Task objective: Locate every line below that contains the word "based" and copy it.

Available data:
'''

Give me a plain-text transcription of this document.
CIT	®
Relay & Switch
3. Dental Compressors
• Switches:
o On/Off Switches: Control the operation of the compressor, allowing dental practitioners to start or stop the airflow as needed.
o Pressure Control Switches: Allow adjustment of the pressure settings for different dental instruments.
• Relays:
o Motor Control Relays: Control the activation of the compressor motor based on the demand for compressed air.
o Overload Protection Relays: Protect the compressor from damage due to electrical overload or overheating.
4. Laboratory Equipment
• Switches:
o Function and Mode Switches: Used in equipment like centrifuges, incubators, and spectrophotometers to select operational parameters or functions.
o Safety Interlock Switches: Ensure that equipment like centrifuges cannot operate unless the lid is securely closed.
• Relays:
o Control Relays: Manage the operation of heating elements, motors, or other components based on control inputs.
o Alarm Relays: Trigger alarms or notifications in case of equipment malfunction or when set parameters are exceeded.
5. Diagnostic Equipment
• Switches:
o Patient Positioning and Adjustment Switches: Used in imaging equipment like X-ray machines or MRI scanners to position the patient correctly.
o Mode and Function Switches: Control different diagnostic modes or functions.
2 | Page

'''
'''

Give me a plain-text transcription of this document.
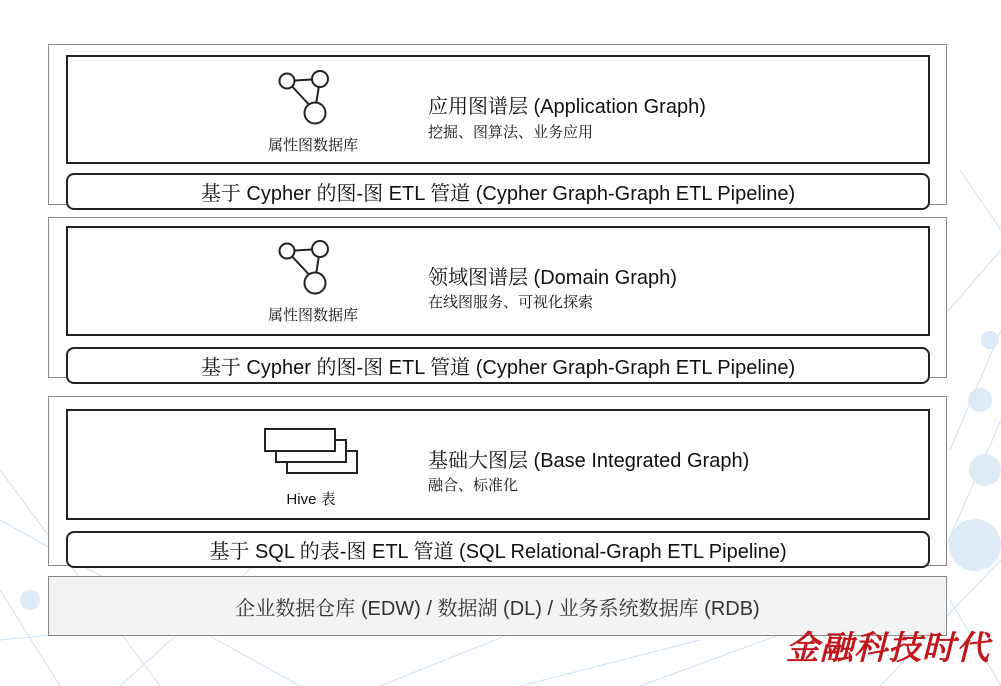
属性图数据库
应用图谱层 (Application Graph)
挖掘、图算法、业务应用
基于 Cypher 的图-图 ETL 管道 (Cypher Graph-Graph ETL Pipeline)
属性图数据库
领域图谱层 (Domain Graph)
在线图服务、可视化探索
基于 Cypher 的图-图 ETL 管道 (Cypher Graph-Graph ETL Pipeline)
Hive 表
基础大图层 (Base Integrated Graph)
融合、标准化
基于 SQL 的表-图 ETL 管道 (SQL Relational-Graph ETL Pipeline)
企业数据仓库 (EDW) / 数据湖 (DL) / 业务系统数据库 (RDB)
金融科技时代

'''

Response for this exercise:
o Motor Control Relays: Control the activation of the compressor motor based on the demand for compressed air.
o Control Relays: Manage the operation of heating elements, motors, or other components based on control inputs.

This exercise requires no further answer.